• _Directive_: Gather all lines with "name" from the records.

(Data tied to figure images)

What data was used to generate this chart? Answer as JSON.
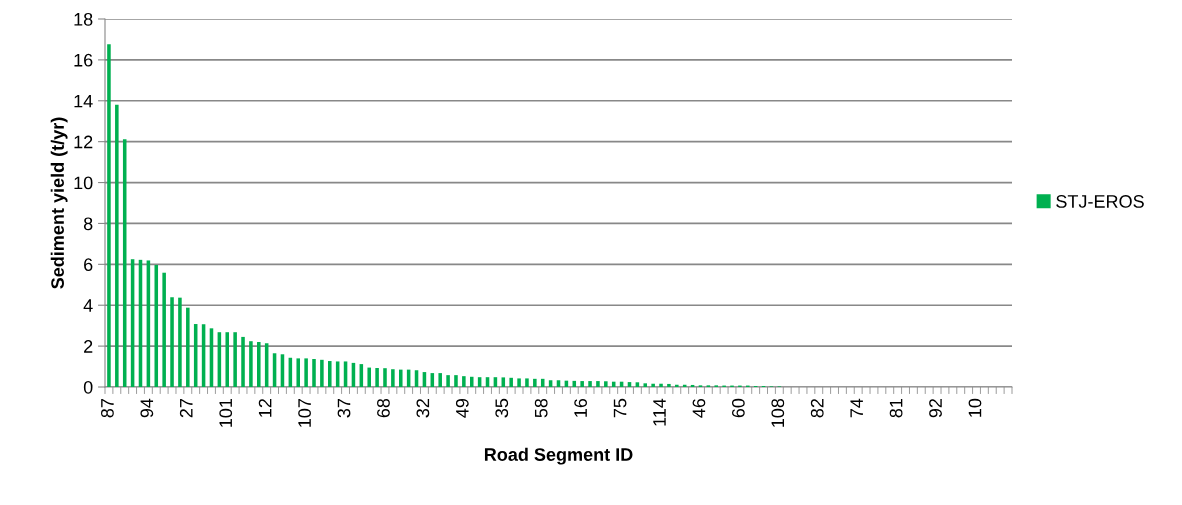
{
  "chart_data": {
    "type": "bar",
    "xlabel": "Road Segment ID",
    "ylabel": "Sediment yield (t/yr)",
    "categories": [
      "87",
      null,
      null,
      null,
      null,
      "94",
      null,
      null,
      null,
      null,
      "27",
      null,
      null,
      null,
      null,
      "101",
      null,
      null,
      null,
      null,
      "12",
      null,
      null,
      null,
      null,
      "107",
      null,
      null,
      null,
      null,
      "37",
      null,
      null,
      null,
      null,
      "68",
      null,
      null,
      null,
      null,
      "32",
      null,
      null,
      null,
      null,
      "49",
      null,
      null,
      null,
      null,
      "35",
      null,
      null,
      null,
      null,
      "58",
      null,
      null,
      null,
      null,
      "16",
      null,
      null,
      null,
      null,
      "75",
      null,
      null,
      null,
      null,
      "114",
      null,
      null,
      null,
      null,
      "46",
      null,
      null,
      null,
      null,
      "60",
      null,
      null,
      null,
      null,
      "108",
      null,
      null,
      null,
      null,
      "82",
      null,
      null,
      null,
      null,
      "74",
      null,
      null,
      null,
      null,
      "81",
      null,
      null,
      null,
      null,
      "92",
      null,
      null,
      null,
      null,
      "10",
      null,
      null,
      null,
      null
    ],
    "series": [
      {
        "name": "STJ-EROS",
        "color": "#00b050",
        "values": [
          16.77,
          13.8,
          12.12,
          6.25,
          6.22,
          6.19,
          5.97,
          5.59,
          4.39,
          4.37,
          3.88,
          3.08,
          3.07,
          2.87,
          2.68,
          2.68,
          2.68,
          2.45,
          2.24,
          2.2,
          2.14,
          1.65,
          1.6,
          1.43,
          1.4,
          1.4,
          1.37,
          1.33,
          1.27,
          1.25,
          1.25,
          1.18,
          1.12,
          0.95,
          0.93,
          0.92,
          0.87,
          0.85,
          0.85,
          0.82,
          0.73,
          0.68,
          0.68,
          0.58,
          0.58,
          0.53,
          0.5,
          0.48,
          0.48,
          0.48,
          0.47,
          0.45,
          0.42,
          0.42,
          0.4,
          0.4,
          0.33,
          0.33,
          0.31,
          0.3,
          0.29,
          0.29,
          0.29,
          0.28,
          0.26,
          0.26,
          0.24,
          0.23,
          0.18,
          0.16,
          0.16,
          0.15,
          0.11,
          0.11,
          0.1,
          0.08,
          0.08,
          0.08,
          0.07,
          0.07,
          0.07,
          0.07,
          0.05,
          0.05,
          0.03,
          0.03,
          0,
          0,
          0,
          0,
          0,
          0,
          0,
          0,
          0,
          0,
          0,
          0,
          0,
          0,
          0,
          0,
          0,
          0,
          0,
          0,
          0,
          0,
          0,
          0,
          0,
          0,
          0,
          0,
          0
        ]
      }
    ],
    "ylim": [
      0,
      18
    ],
    "yticks": [
      0,
      2,
      4,
      6,
      8,
      10,
      12,
      14,
      16,
      18
    ],
    "grid": "y",
    "legend": "right"
  }
}
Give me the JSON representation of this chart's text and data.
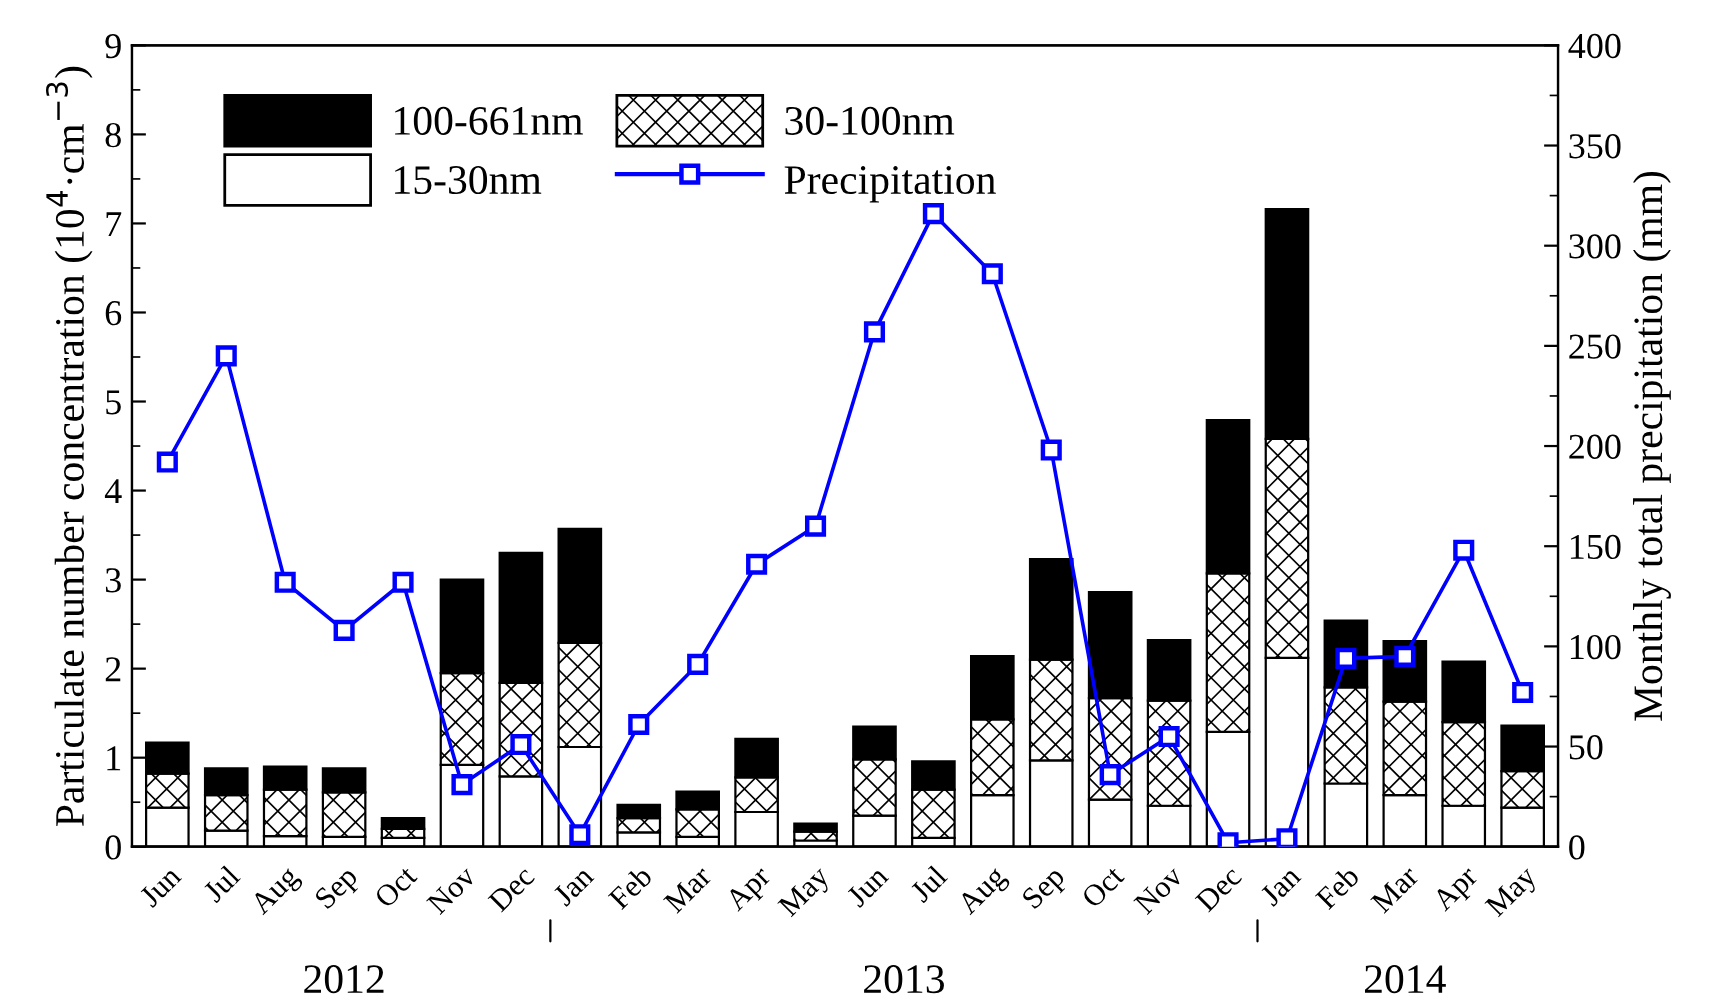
{
  "chart_data": {
    "type": "bar",
    "stacked": true,
    "xlabel": null,
    "ylabel": "Particulate number concentration (10$^{4}$·cm$^{−3}$)",
    "y2label": "Monthly total precipitation (mm)",
    "categories": [
      "Jun",
      "Jul",
      "Aug",
      "Sep",
      "Oct",
      "Nov",
      "Dec",
      "Jan",
      "Feb",
      "Mar",
      "Apr",
      "May",
      "Jun",
      "Jul",
      "Aug",
      "Sep",
      "Oct",
      "Nov",
      "Dec",
      "Jan",
      "Feb",
      "Mar",
      "Apr",
      "May"
    ],
    "series": [
      {
        "name": "15-30nm",
        "color": "#ffffff",
        "values": [
          0.44,
          0.18,
          0.12,
          0.11,
          0.1,
          0.92,
          0.79,
          1.12,
          0.16,
          0.11,
          0.39,
          0.07,
          0.35,
          0.1,
          0.58,
          0.97,
          0.53,
          0.46,
          1.29,
          2.12,
          0.71,
          0.58,
          0.46,
          0.44
        ]
      },
      {
        "name": "30-100nm",
        "color": "#000000",
        "values": [
          0.38,
          0.4,
          0.52,
          0.5,
          0.1,
          1.03,
          1.05,
          1.17,
          0.16,
          0.31,
          0.39,
          0.1,
          0.63,
          0.54,
          0.85,
          1.13,
          1.14,
          1.18,
          1.78,
          2.46,
          1.08,
          1.05,
          0.94,
          0.41
        ]
      },
      {
        "name": "100-661nm",
        "color": "#000000",
        "values": [
          0.35,
          0.3,
          0.26,
          0.27,
          0.12,
          1.05,
          1.46,
          1.28,
          0.15,
          0.2,
          0.43,
          0.09,
          0.37,
          0.32,
          0.71,
          1.13,
          1.19,
          0.68,
          1.72,
          2.58,
          0.75,
          0.68,
          0.68,
          0.51
        ]
      },
      {
        "name": "Precipitation",
        "type": "line",
        "axis": "y2",
        "color": "#0000ff",
        "marker": "square",
        "values": [
          192,
          245,
          132,
          108,
          132,
          31,
          51,
          6,
          61,
          91,
          141,
          160,
          257,
          316,
          286,
          198,
          36,
          55,
          2,
          4,
          94,
          95,
          148,
          77
        ]
      }
    ],
    "ylim": [
      0,
      9
    ],
    "yticks": [
      0,
      1,
      2,
      3,
      4,
      5,
      6,
      7,
      8,
      9
    ],
    "y2lim": [
      0,
      400
    ],
    "y2ticks": [
      0,
      50,
      100,
      150,
      200,
      250,
      300,
      350,
      400
    ],
    "legend": "top left",
    "annotations": [
      "2012",
      "2013",
      "2014"
    ]
  }
}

• _Solution to this task_:
        "name": "STJ-EROS",
        "name": "15-30nm",
        "name": "30-100nm",
        "name": "100-661nm",
        "name": "Precipitation",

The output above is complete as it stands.